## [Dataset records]
^^^^

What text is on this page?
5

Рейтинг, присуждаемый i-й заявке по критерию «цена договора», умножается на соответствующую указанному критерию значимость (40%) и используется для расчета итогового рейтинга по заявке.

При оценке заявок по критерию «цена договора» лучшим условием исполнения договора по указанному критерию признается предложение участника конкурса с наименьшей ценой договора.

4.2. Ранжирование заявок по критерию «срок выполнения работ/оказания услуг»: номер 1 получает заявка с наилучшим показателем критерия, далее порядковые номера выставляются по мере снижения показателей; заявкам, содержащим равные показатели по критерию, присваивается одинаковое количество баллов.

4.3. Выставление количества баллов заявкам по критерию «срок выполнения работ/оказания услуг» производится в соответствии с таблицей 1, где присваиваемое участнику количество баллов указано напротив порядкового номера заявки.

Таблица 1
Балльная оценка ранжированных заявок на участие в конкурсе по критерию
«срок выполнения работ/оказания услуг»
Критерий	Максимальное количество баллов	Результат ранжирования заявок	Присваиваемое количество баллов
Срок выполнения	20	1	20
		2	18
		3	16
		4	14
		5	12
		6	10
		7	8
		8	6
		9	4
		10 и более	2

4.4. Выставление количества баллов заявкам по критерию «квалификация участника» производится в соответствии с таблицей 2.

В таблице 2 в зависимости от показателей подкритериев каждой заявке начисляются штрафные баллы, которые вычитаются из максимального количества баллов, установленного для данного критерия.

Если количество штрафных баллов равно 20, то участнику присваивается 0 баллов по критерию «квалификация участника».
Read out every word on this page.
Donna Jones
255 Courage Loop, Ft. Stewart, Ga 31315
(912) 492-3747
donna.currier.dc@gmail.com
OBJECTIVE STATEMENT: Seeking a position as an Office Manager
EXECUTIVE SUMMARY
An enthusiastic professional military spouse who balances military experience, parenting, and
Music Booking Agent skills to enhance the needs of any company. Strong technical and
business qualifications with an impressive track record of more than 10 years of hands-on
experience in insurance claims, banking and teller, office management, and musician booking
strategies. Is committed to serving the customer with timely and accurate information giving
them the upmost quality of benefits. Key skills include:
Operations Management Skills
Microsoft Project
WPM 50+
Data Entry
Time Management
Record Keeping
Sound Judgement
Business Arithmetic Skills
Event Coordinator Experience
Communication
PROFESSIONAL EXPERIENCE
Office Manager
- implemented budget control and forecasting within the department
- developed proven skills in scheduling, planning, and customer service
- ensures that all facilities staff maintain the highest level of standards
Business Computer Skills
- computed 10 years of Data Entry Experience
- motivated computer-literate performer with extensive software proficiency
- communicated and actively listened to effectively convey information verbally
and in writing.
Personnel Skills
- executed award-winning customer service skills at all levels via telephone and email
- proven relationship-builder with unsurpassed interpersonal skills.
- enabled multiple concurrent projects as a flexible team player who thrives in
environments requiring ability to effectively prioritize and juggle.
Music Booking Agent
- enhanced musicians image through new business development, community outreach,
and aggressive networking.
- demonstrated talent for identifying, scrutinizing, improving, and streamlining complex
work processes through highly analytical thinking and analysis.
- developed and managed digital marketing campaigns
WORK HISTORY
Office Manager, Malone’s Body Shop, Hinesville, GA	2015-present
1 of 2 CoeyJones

^^^^

## [WHAT YOU WILL DO]
Lines containing the word "присваивается" are to be tallied; report only the total.

## [WRITTEN SOLUTION]
2